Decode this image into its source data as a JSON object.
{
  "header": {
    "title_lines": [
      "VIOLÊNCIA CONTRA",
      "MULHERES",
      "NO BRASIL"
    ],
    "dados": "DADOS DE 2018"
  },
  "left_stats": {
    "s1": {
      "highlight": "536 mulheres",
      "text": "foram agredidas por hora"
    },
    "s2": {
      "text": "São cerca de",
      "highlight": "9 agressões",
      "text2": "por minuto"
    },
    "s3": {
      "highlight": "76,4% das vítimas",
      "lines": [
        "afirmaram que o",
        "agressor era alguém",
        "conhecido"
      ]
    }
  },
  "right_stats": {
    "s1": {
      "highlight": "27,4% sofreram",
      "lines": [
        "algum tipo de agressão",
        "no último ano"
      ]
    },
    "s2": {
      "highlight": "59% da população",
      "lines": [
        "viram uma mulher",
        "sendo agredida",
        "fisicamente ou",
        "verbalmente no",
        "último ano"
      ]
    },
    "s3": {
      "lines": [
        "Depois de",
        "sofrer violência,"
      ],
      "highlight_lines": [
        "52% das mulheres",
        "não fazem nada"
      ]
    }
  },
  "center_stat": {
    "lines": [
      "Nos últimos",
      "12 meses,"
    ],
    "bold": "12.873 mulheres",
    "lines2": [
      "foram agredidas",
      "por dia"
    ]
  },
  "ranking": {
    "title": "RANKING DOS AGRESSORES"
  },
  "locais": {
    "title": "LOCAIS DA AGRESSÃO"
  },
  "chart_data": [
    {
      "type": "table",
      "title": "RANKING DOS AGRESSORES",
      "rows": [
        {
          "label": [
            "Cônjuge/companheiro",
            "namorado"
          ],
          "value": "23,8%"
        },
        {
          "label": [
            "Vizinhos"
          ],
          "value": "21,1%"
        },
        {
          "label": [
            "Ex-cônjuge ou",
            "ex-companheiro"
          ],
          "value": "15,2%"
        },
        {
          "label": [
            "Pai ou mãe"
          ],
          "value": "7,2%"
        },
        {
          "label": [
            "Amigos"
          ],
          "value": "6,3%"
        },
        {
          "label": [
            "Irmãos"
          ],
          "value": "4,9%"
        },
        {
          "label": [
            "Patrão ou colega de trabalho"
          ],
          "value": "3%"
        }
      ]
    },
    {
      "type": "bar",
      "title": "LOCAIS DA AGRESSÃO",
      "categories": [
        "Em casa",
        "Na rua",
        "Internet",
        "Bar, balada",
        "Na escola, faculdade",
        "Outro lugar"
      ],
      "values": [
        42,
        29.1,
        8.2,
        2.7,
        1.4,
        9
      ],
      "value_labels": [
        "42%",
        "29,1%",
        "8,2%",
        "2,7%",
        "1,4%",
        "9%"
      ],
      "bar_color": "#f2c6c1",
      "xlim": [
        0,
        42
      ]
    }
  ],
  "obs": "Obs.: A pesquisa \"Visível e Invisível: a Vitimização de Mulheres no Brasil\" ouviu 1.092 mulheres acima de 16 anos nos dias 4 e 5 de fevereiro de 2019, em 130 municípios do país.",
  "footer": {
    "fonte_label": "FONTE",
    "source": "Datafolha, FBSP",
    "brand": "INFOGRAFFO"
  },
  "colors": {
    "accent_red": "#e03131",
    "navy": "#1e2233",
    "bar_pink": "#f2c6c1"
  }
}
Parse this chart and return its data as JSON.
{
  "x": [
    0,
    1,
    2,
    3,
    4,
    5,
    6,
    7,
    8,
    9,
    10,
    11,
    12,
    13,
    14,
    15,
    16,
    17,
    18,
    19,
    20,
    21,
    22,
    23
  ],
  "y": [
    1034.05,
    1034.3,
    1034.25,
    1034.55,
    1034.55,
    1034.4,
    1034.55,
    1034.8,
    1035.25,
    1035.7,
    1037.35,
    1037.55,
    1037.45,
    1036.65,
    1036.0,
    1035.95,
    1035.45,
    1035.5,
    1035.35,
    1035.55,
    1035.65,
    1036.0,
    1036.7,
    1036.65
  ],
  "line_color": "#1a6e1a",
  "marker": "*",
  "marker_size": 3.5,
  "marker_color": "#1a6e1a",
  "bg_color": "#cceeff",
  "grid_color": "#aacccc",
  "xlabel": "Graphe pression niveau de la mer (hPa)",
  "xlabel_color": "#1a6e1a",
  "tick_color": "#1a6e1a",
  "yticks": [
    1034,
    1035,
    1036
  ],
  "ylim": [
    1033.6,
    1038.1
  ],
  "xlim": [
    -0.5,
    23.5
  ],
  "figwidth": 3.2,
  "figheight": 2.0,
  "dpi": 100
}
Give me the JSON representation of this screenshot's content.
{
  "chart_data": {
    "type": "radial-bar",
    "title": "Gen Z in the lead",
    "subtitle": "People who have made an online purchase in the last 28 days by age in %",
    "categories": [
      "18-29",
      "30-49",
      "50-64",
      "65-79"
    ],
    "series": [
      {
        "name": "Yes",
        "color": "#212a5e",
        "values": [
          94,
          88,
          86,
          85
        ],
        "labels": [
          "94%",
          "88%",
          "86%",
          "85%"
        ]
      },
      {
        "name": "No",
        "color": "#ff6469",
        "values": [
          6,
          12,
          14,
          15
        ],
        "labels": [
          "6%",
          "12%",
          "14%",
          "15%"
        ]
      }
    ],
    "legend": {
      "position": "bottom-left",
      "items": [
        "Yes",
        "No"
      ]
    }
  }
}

DIRECTIVE:
Your task is to retype all of the records exactly.

RESPONSE:
Decode this image into its source data as a JSON object.
{
  "header": {
    "title_lines": [
      "VIOLÊNCIA CONTRA",
      "MULHERES",
      "NO BRASIL"
    ],
    "dados": "DADOS DE 2018"
  },
  "left_stats": {
    "s1": {
      "highlight": "536 mulheres",
      "text": "foram agredidas por hora"
    },
    "s2": {
      "text": "São cerca de",
      "highlight": "9 agressões",
      "text2": "por minuto"
    },
    "s3": {
      "highlight": "76,4% das vítimas",
      "lines": [
        "afirmaram que o",
        "agressor era alguém",
        "conhecido"
      ]
    }
  },
  "right_stats": {
    "s1": {
      "highlight": "27,4% sofreram",
      "lines": [
        "algum tipo de agressão",
        "no último ano"
      ]
    },
    "s2": {
      "highlight": "59% da população",
      "lines": [
        "viram uma mulher",
        "sendo agredida",
        "fisicamente ou",
        "verbalmente no",
        "último ano"
      ]
    },
    "s3": {
      "lines": [
        "Depois de",
        "sofrer violência,"
      ],
      "highlight_lines": [
        "52% das mulheres",
        "não fazem nada"
      ]
    }
  },
  "center_stat": {
    "lines": [
      "Nos últimos",
      "12 meses,"
    ],
    "bold": "12.873 mulheres",
    "lines2": [
      "foram agredidas",
      "por dia"
    ]
  },
  "ranking": {
    "title": "RANKING DOS AGRESSORES"
  },
  "locais": {
    "title": "LOCAIS DA AGRESSÃO"
  },
  "chart_data": [
    {
      "type": "table",
      "title": "RANKING DOS AGRESSORES",
      "rows": [
        {
          "label": [
            "Cônjuge/companheiro",
            "namorado"
          ],
          "value": "23,8%"
        },
        {
          "label": [
            "Vizinhos"
          ],
          "value": "21,1%"
        },
        {
          "label": [
            "Ex-cônjuge ou",
            "ex-companheiro"
          ],
          "value": "15,2%"
        },
        {
          "label": [
            "Pai ou mãe"
          ],
          "value": "7,2%"
        },
        {
          "label": [
            "Amigos"
          ],
          "value": "6,3%"
        },
        {
          "label": [
            "Irmãos"
          ],
          "value": "4,9%"
        },
        {
          "label": [
            "Patrão ou colega de trabalho"
          ],
          "value": "3%"
        }
      ]
    },
    {
      "type": "bar",
      "title": "LOCAIS DA AGRESSÃO",
      "categories": [
        "Em casa",
        "Na rua",
        "Internet",
        "Bar, balada",
        "Na escola, faculdade",
        "Outro lugar"
      ],
      "values": [
        42,
        29.1,
        8.2,
        2.7,
        1.4,
        9
      ],
      "value_labels": [
        "42%",
        "29,1%",
        "8,2%",
        "2,7%",
        "1,4%",
        "9%"
      ],
      "bar_color": "#f2c6c1",
      "xlim": [
        0,
        42
      ]
    }
  ],
  "obs": "Obs.: A pesquisa \"Visível e Invisível: a Vitimização de Mulheres no Brasil\" ouviu 1.092 mulheres acima de 16 anos nos dias 4 e 5 de fevereiro de 2019, em 130 municípios do país.",
  "footer": {
    "fonte_label": "FONTE",
    "source": "Datafolha, FBSP",
    "brand": "INFOGRAFFO"
  },
  "colors": {
    "accent_red": "#e03131",
    "navy": "#1e2233",
    "bar_pink": "#f2c6c1"
  }
}
Parse this chart and return its data as JSON.
{
  "x": [
    0,
    1,
    2,
    3,
    4,
    5,
    6,
    7,
    8,
    9,
    10,
    11,
    12,
    13,
    14,
    15,
    16,
    17,
    18,
    19,
    20,
    21,
    22,
    23
  ],
  "y": [
    1034.05,
    1034.3,
    1034.25,
    1034.55,
    1034.55,
    1034.4,
    1034.55,
    1034.8,
    1035.25,
    1035.7,
    1037.35,
    1037.55,
    1037.45,
    1036.65,
    1036.0,
    1035.95,
    1035.45,
    1035.5,
    1035.35,
    1035.55,
    1035.65,
    1036.0,
    1036.7,
    1036.65
  ],
  "line_color": "#1a6e1a",
  "marker": "*",
  "marker_size": 3.5,
  "marker_color": "#1a6e1a",
  "bg_color": "#cceeff",
  "grid_color": "#aacccc",
  "xlabel": "Graphe pression niveau de la mer (hPa)",
  "xlabel_color": "#1a6e1a",
  "tick_color": "#1a6e1a",
  "yticks": [
    1034,
    1035,
    1036
  ],
  "ylim": [
    1033.6,
    1038.1
  ],
  "xlim": [
    -0.5,
    23.5
  ],
  "figwidth": 3.2,
  "figheight": 2.0,
  "dpi": 100
}
Give me the JSON representation of this screenshot's content.
{
  "chart_data": {
    "type": "radial-bar",
    "title": "Gen Z in the lead",
    "subtitle": "People who have made an online purchase in the last 28 days by age in %",
    "categories": [
      "18-29",
      "30-49",
      "50-64",
      "65-79"
    ],
    "series": [
      {
        "name": "Yes",
        "color": "#212a5e",
        "values": [
          94,
          88,
          86,
          85
        ],
        "labels": [
          "94%",
          "88%",
          "86%",
          "85%"
        ]
      },
      {
        "name": "No",
        "color": "#ff6469",
        "values": [
          6,
          12,
          14,
          15
        ],
        "labels": [
          "6%",
          "12%",
          "14%",
          "15%"
        ]
      }
    ],
    "legend": {
      "position": "bottom-left",
      "items": [
        "Yes",
        "No"
      ]
    }
  }
}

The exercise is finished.